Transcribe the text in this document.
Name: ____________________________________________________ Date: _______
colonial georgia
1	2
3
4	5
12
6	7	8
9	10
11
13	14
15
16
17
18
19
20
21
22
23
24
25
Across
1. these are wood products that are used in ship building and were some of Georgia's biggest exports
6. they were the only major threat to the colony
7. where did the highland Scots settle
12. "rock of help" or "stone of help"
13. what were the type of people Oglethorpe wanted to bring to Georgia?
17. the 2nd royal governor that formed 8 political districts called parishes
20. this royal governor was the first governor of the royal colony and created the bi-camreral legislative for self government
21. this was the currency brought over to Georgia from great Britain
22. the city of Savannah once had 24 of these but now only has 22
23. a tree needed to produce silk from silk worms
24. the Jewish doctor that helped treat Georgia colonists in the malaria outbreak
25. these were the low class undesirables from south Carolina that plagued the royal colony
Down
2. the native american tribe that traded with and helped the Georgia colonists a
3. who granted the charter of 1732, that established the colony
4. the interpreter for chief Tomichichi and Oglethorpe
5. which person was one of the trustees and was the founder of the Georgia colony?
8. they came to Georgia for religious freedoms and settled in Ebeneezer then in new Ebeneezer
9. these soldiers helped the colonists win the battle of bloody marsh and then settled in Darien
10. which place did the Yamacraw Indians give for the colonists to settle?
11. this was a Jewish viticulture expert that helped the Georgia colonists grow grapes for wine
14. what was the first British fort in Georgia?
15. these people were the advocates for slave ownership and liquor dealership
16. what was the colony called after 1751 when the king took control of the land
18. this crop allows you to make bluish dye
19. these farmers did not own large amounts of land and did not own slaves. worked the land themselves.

--

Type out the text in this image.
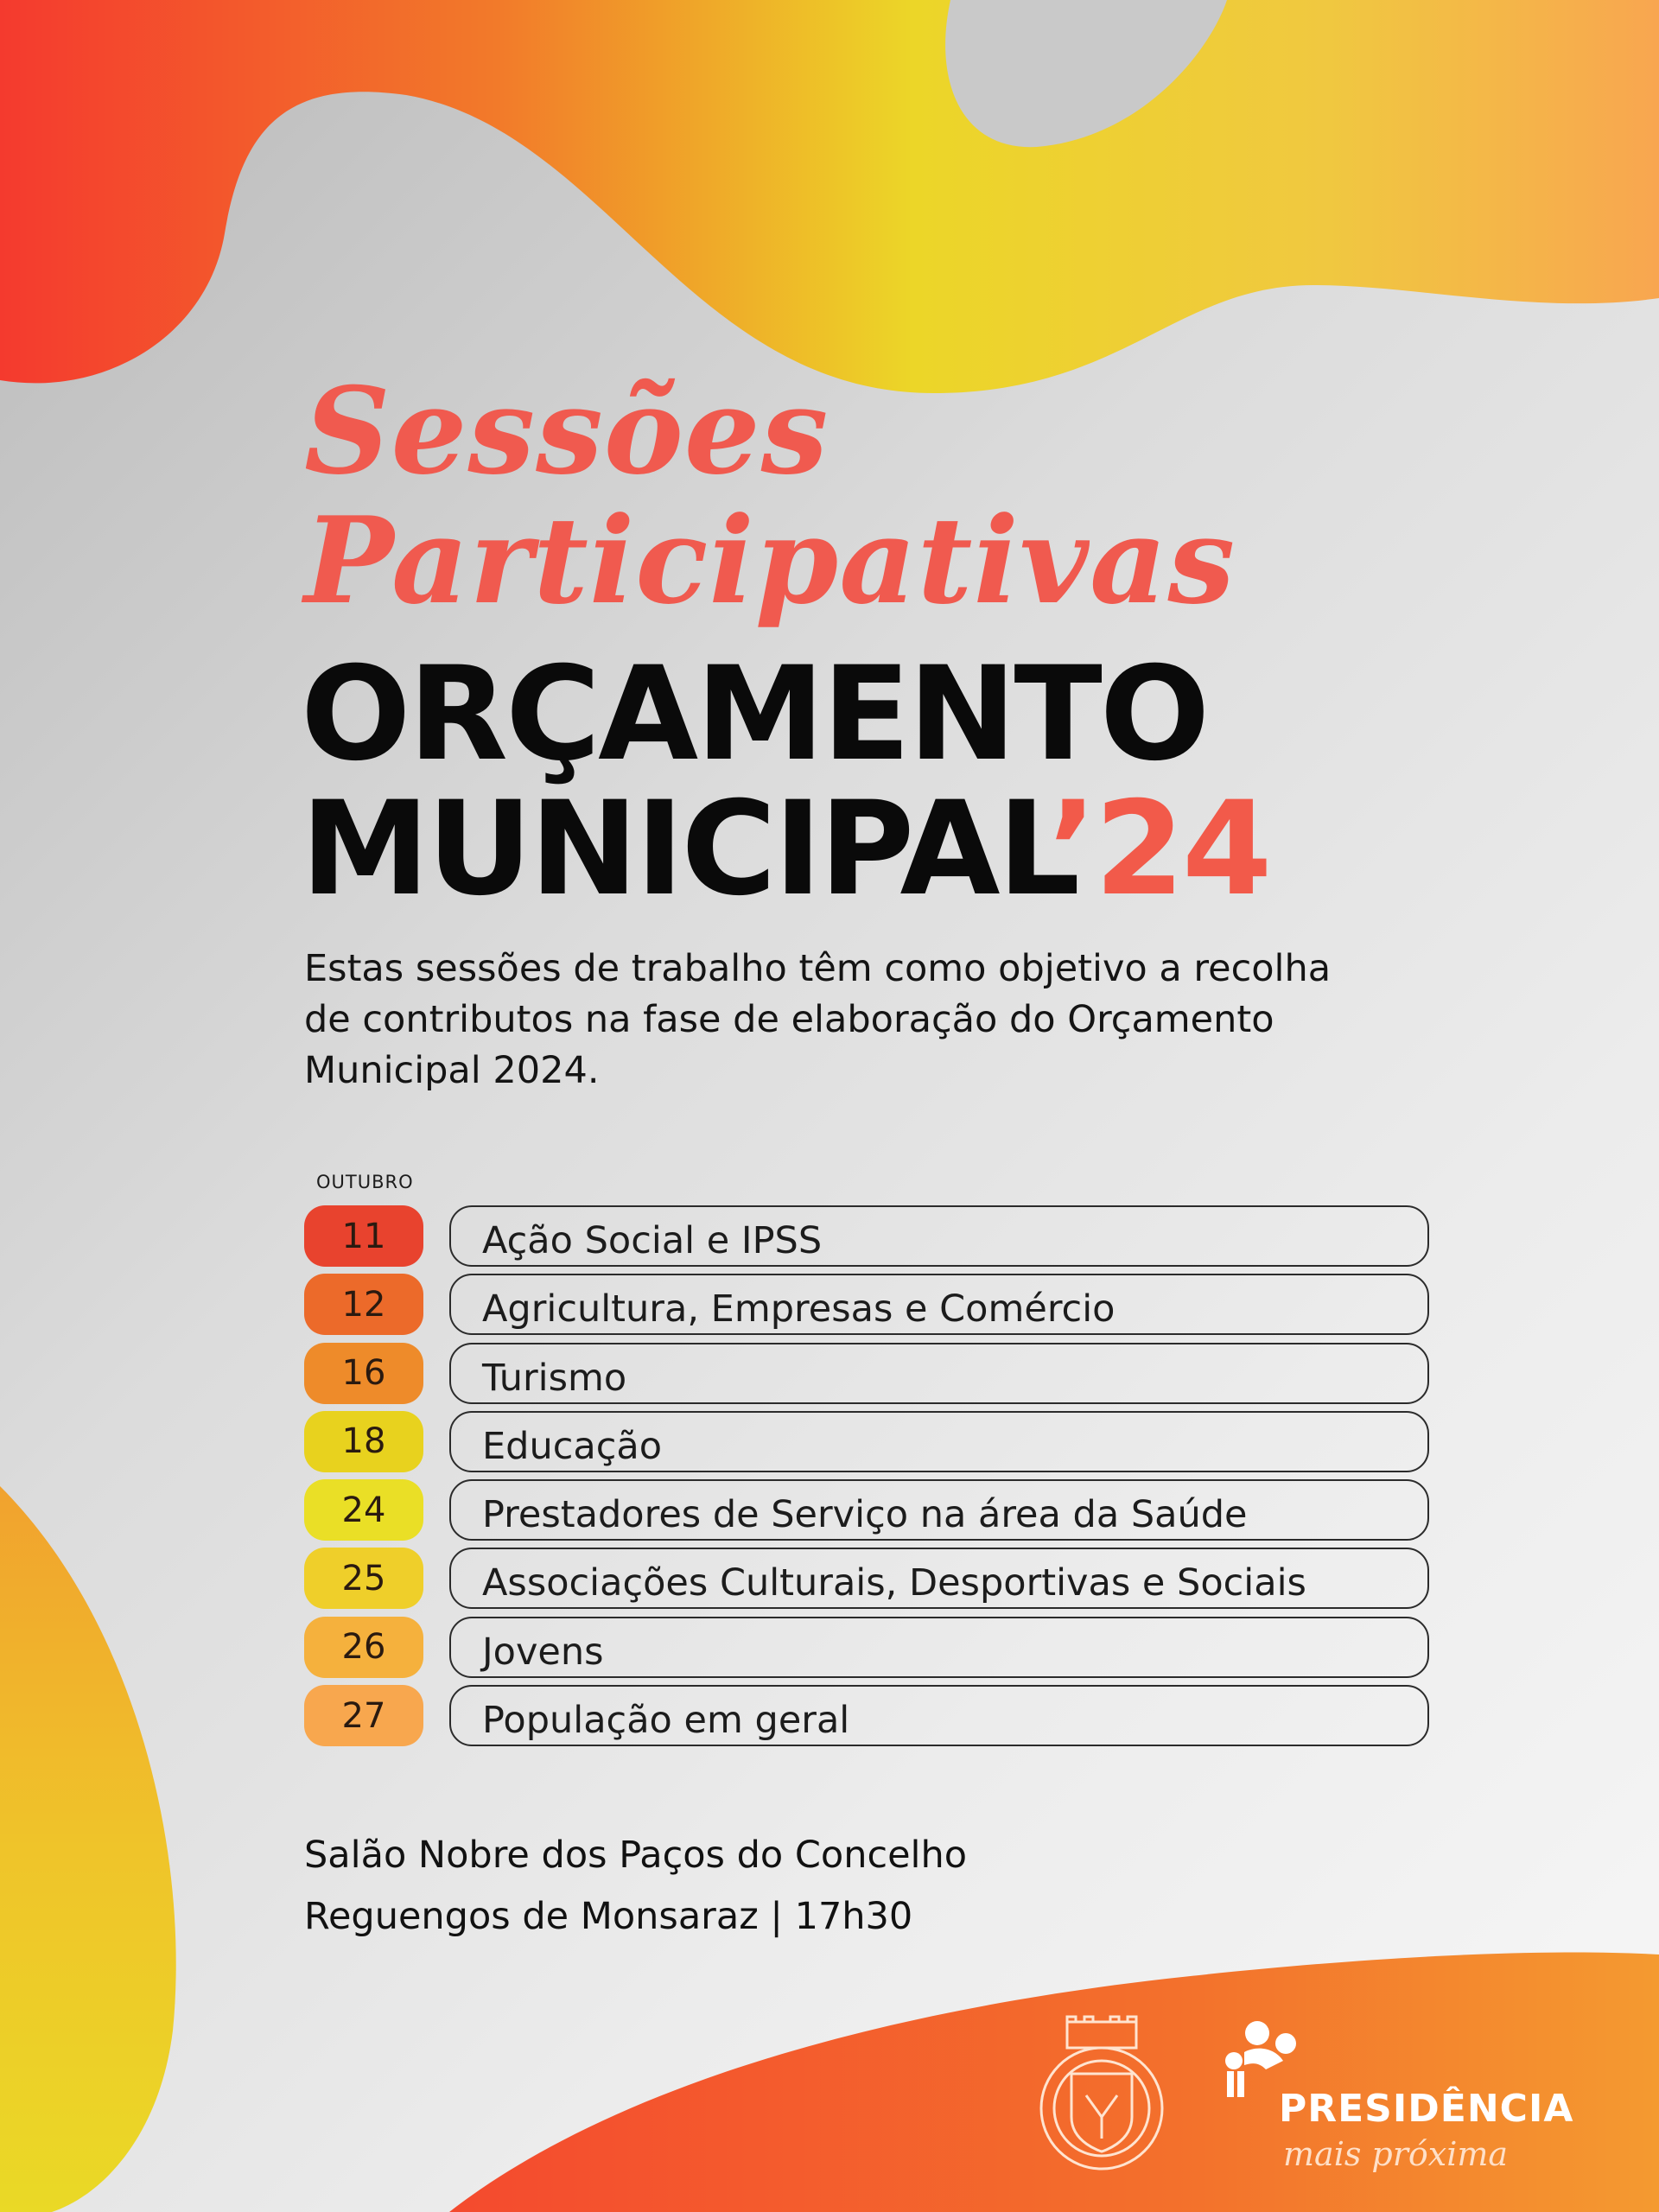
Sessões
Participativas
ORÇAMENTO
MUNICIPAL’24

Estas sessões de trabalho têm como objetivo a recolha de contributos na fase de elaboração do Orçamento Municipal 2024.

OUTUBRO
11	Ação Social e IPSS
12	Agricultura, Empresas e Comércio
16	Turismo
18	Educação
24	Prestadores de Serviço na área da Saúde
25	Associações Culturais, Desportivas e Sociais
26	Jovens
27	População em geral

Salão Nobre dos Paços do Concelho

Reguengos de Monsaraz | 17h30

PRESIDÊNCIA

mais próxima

» **Task description**
Within the entries above, report how many lines include "from", and keep the answer to the number.

» **Solution to this problem**
3